REQUIRED TASK: The records underneath are to be repeated exactly, with the pictures left out.

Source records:
==*==
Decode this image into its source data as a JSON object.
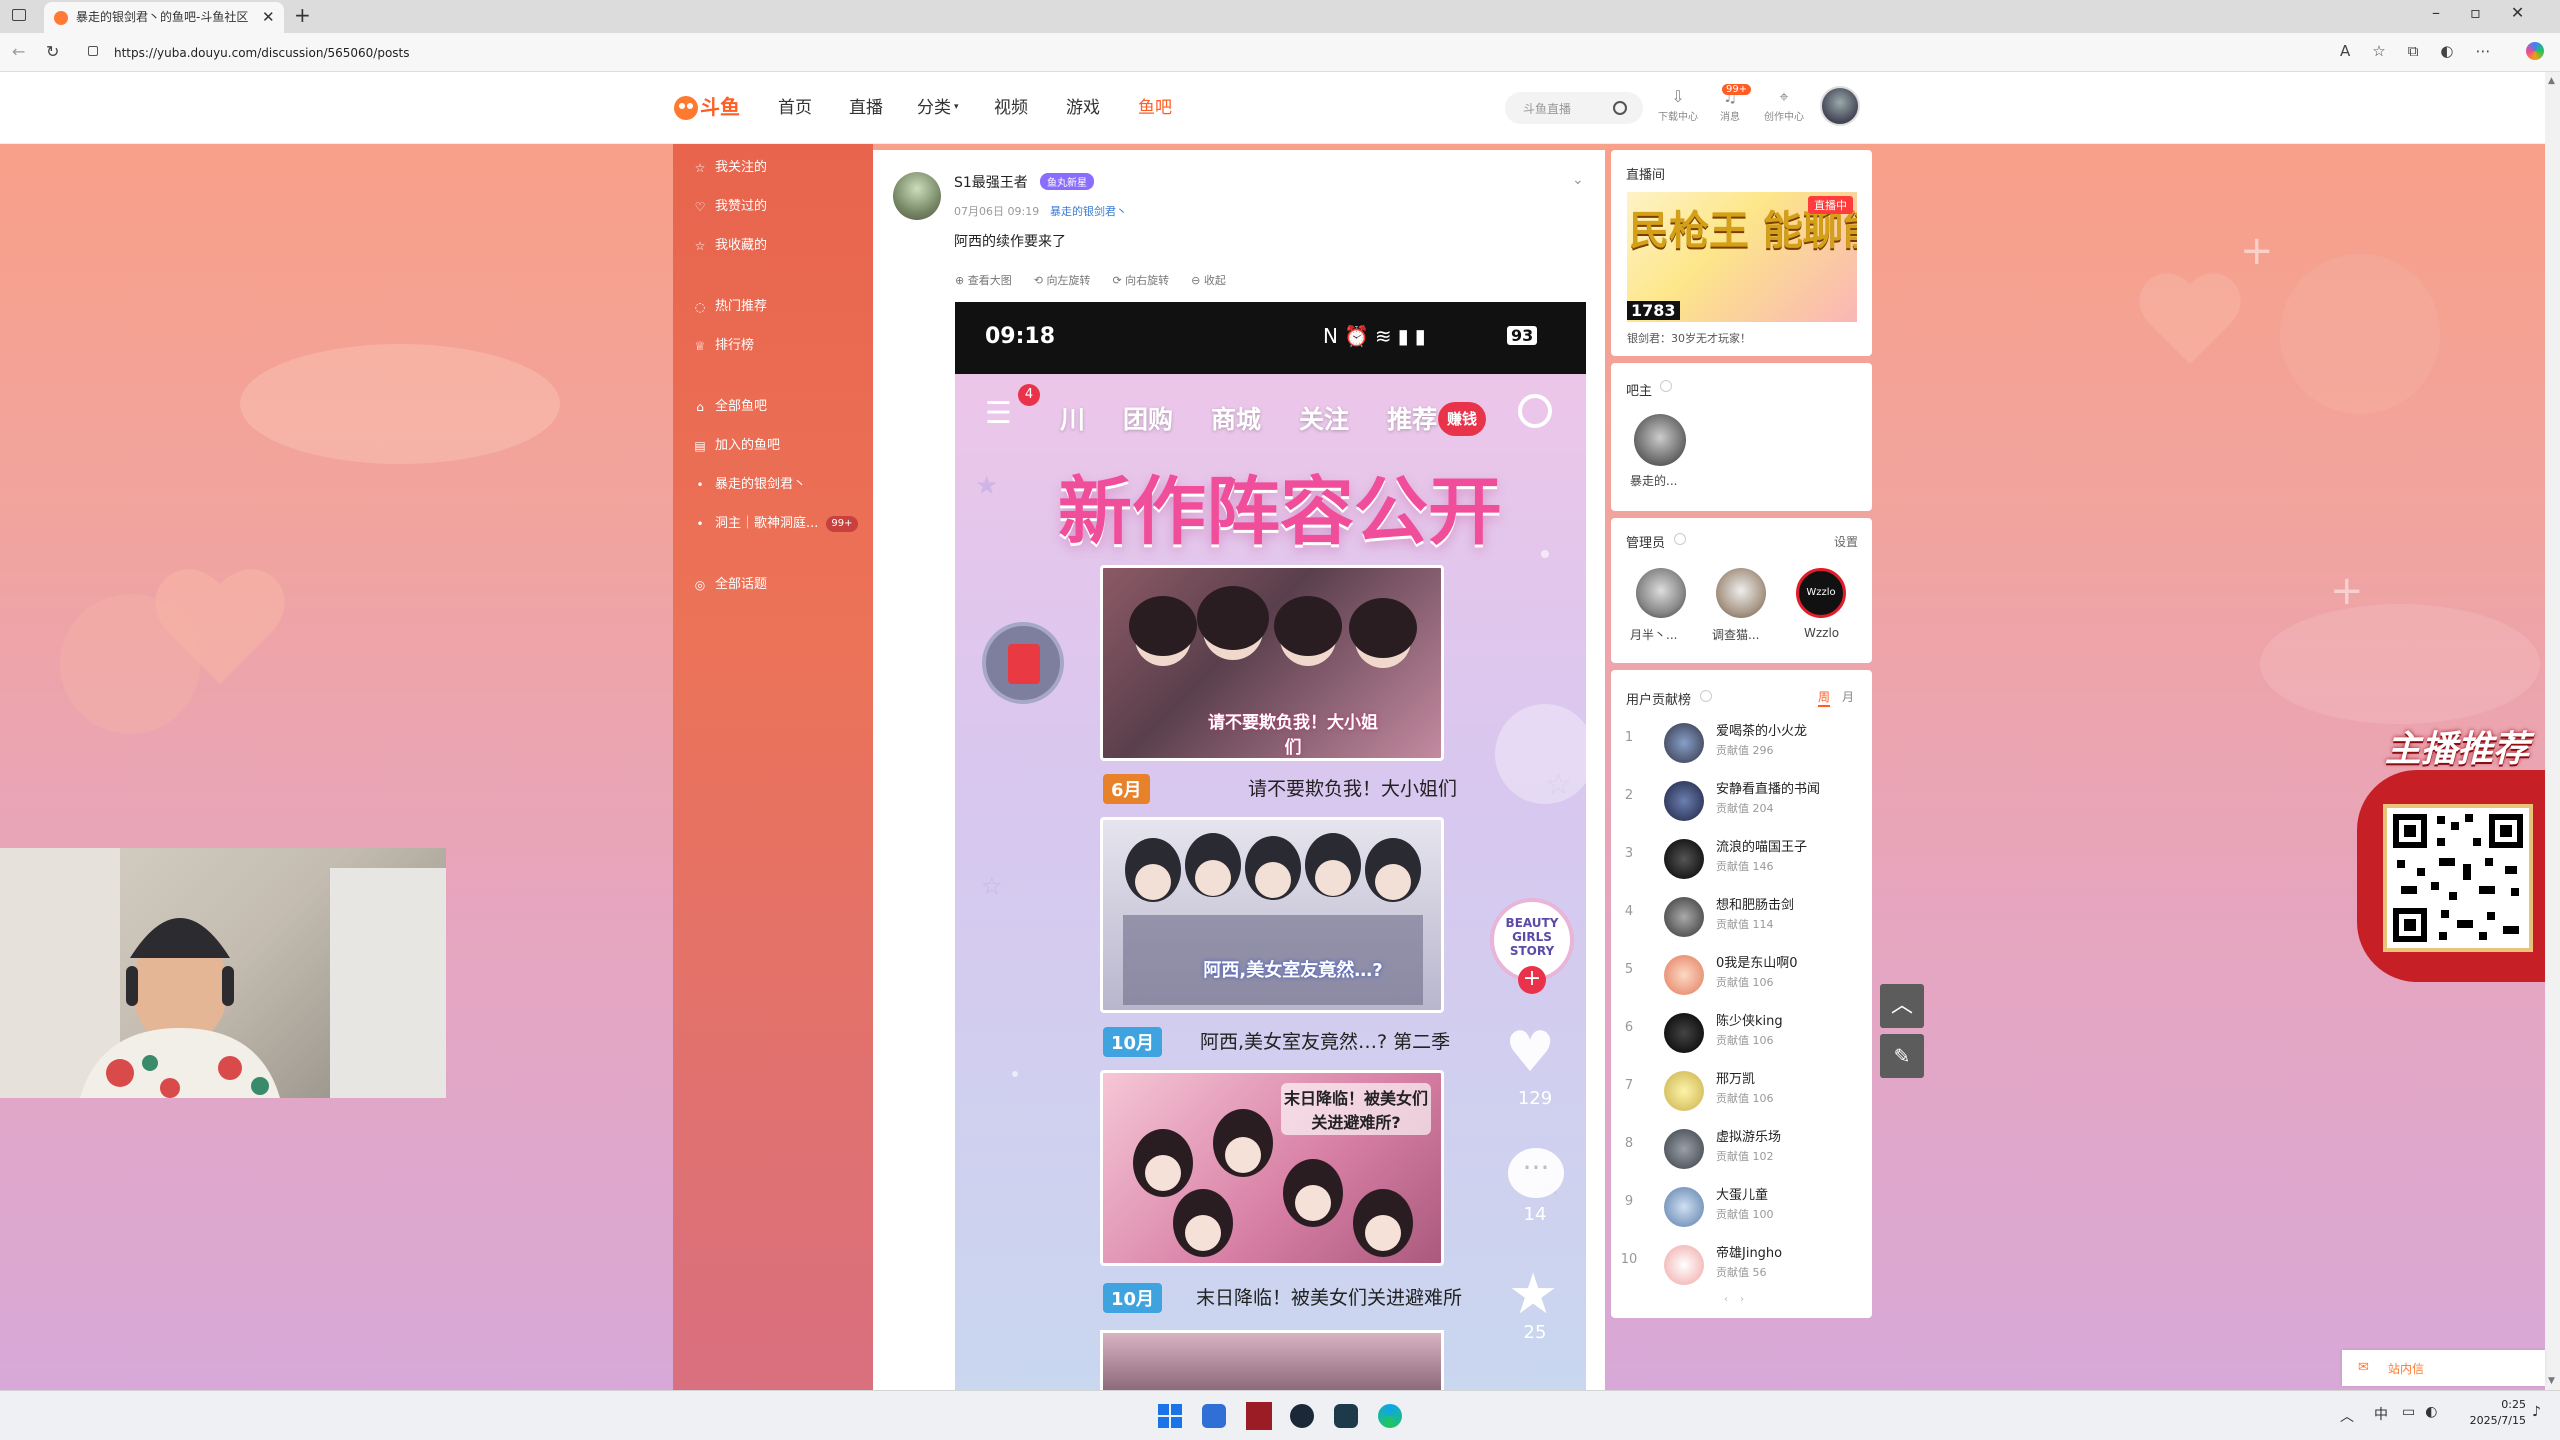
{
  "browser": {
    "tab_title": "暴走的银剑君丶的鱼吧-斗鱼社区",
    "url": "https://yuba.douyu.com/discussion/565060/posts"
  },
  "site": {
    "logo_text": "斗鱼",
    "nav": [
      "首页",
      "直播",
      "分类",
      "视频",
      "游戏",
      "鱼吧"
    ],
    "search_placeholder": "斗鱼直播",
    "actions": [
      "下载中心",
      "消息",
      "创作中心"
    ],
    "message_badge": "99+",
    "colors": {
      "brand": "#ff5d23",
      "sidebar": "#e8644d"
    }
  },
  "sidebar": {
    "items": [
      "我关注的",
      "我赞过的",
      "我收藏的",
      "热门推荐",
      "排行榜",
      "全部鱼吧",
      "加入的鱼吧",
      "暴走的银剑君丶",
      "洞主｜歌神洞庭...",
      "全部话题"
    ],
    "badge": "99+"
  },
  "post": {
    "author": "S1最强王者",
    "level_badge": "鱼丸新星",
    "time": "07月06日 09:19",
    "group": "暴走的银剑君丶",
    "content": "阿西的续作要来了",
    "tools": [
      "查看大图",
      "向左旋转",
      "向右旋转",
      "收起"
    ]
  },
  "phone": {
    "time": "09:18",
    "battery": "93",
    "tabs": [
      "川",
      "团购",
      "商城",
      "关注",
      "推荐"
    ],
    "menu_badge": "4",
    "earn_label": "赚钱",
    "banner_title": "新作阵容公开",
    "films": [
      {
        "month": "6月",
        "poster_text": "请不要欺负我！大小姐们",
        "caption": "请不要欺负我！大小姐们"
      },
      {
        "month": "10月",
        "poster_text": "阿西,美女室友竟然…?",
        "caption": "阿西,美女室友竟然…?  第二季"
      },
      {
        "month": "10月",
        "poster_text": "末日降临！被美女们关进避难所?",
        "caption": "末日降临！被美女们关进避难所"
      }
    ],
    "side_logo": "BEAUTY GIRLS STORY",
    "counts": {
      "like": "129",
      "comment": "14",
      "fav": "25"
    }
  },
  "live": {
    "title": "直播间",
    "live_badge": "直播中",
    "thumb_text": "民枪王 能聊能打",
    "rank_badge": "1783",
    "caption": "银剑君：30岁无才玩家！"
  },
  "owner": {
    "title": "吧主",
    "name": "暴走的..."
  },
  "admins": {
    "title": "管理员",
    "settings": "设置",
    "list": [
      "月半丶...",
      "调查猫...",
      "Wzzlo"
    ]
  },
  "ranking": {
    "title": "用户贡献榜",
    "tabs": [
      "周",
      "月"
    ],
    "entries": [
      {
        "rank": "1",
        "name": "爱喝茶的小火龙",
        "score": "贡献值 296"
      },
      {
        "rank": "2",
        "name": "安静看直播的书闻",
        "score": "贡献值 204"
      },
      {
        "rank": "3",
        "name": "流浪的喵国王子",
        "score": "贡献值 146"
      },
      {
        "rank": "4",
        "name": "想和肥肠击剑",
        "score": "贡献值 114"
      },
      {
        "rank": "5",
        "name": "0我是东山啊0",
        "score": "贡献值 106"
      },
      {
        "rank": "6",
        "name": "陈少侠king",
        "score": "贡献值 106"
      },
      {
        "rank": "7",
        "name": "邢万凯",
        "score": "贡献值 106"
      },
      {
        "rank": "8",
        "name": "虚拟游乐场",
        "score": "贡献值 102"
      },
      {
        "rank": "9",
        "name": "大蛋儿童",
        "score": "贡献值 100"
      },
      {
        "rank": "10",
        "name": "帝雄Jingho",
        "score": "贡献值 56"
      }
    ]
  },
  "float": {
    "banner": "主播推荐",
    "letter": "站内信"
  },
  "taskbar": {
    "ime": "中",
    "time": "0:25",
    "date": "2025/7/15"
  }
}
==*==
RESULT:
Decode this image into its source data as a JSON object.
{
  "browser": {
    "tab_title": "暴走的银剑君丶的鱼吧-斗鱼社区",
    "url": "https://yuba.douyu.com/discussion/565060/posts"
  },
  "site": {
    "logo_text": "斗鱼",
    "nav": [
      "首页",
      "直播",
      "分类",
      "视频",
      "游戏",
      "鱼吧"
    ],
    "search_placeholder": "斗鱼直播",
    "actions": [
      "下载中心",
      "消息",
      "创作中心"
    ],
    "message_badge": "99+",
    "colors": {
      "brand": "#ff5d23",
      "sidebar": "#e8644d"
    }
  },
  "sidebar": {
    "items": [
      "我关注的",
      "我赞过的",
      "我收藏的",
      "热门推荐",
      "排行榜",
      "全部鱼吧",
      "加入的鱼吧",
      "暴走的银剑君丶",
      "洞主｜歌神洞庭...",
      "全部话题"
    ],
    "badge": "99+"
  },
  "post": {
    "author": "S1最强王者",
    "level_badge": "鱼丸新星",
    "time": "07月06日 09:19",
    "group": "暴走的银剑君丶",
    "content": "阿西的续作要来了",
    "tools": [
      "查看大图",
      "向左旋转",
      "向右旋转",
      "收起"
    ]
  },
  "phone": {
    "time": "09:18",
    "battery": "93",
    "tabs": [
      "川",
      "团购",
      "商城",
      "关注",
      "推荐"
    ],
    "menu_badge": "4",
    "earn_label": "赚钱",
    "banner_title": "新作阵容公开",
    "films": [
      {
        "month": "6月",
        "poster_text": "请不要欺负我！大小姐们",
        "caption": "请不要欺负我！大小姐们"
      },
      {
        "month": "10月",
        "poster_text": "阿西,美女室友竟然…?",
        "caption": "阿西,美女室友竟然…?  第二季"
      },
      {
        "month": "10月",
        "poster_text": "末日降临！被美女们关进避难所?",
        "caption": "末日降临！被美女们关进避难所"
      }
    ],
    "side_logo": "BEAUTY GIRLS STORY",
    "counts": {
      "like": "129",
      "comment": "14",
      "fav": "25"
    }
  },
  "live": {
    "title": "直播间",
    "live_badge": "直播中",
    "thumb_text": "民枪王 能聊能打",
    "rank_badge": "1783",
    "caption": "银剑君：30岁无才玩家！"
  },
  "owner": {
    "title": "吧主",
    "name": "暴走的..."
  },
  "admins": {
    "title": "管理员",
    "settings": "设置",
    "list": [
      "月半丶...",
      "调查猫...",
      "Wzzlo"
    ]
  },
  "ranking": {
    "title": "用户贡献榜",
    "tabs": [
      "周",
      "月"
    ],
    "entries": [
      {
        "rank": "1",
        "name": "爱喝茶的小火龙",
        "score": "贡献值 296"
      },
      {
        "rank": "2",
        "name": "安静看直播的书闻",
        "score": "贡献值 204"
      },
      {
        "rank": "3",
        "name": "流浪的喵国王子",
        "score": "贡献值 146"
      },
      {
        "rank": "4",
        "name": "想和肥肠击剑",
        "score": "贡献值 114"
      },
      {
        "rank": "5",
        "name": "0我是东山啊0",
        "score": "贡献值 106"
      },
      {
        "rank": "6",
        "name": "陈少侠king",
        "score": "贡献值 106"
      },
      {
        "rank": "7",
        "name": "邢万凯",
        "score": "贡献值 106"
      },
      {
        "rank": "8",
        "name": "虚拟游乐场",
        "score": "贡献值 102"
      },
      {
        "rank": "9",
        "name": "大蛋儿童",
        "score": "贡献值 100"
      },
      {
        "rank": "10",
        "name": "帝雄Jingho",
        "score": "贡献值 56"
      }
    ]
  },
  "float": {
    "banner": "主播推荐",
    "letter": "站内信"
  },
  "taskbar": {
    "ime": "中",
    "time": "0:25",
    "date": "2025/7/15"
  }
}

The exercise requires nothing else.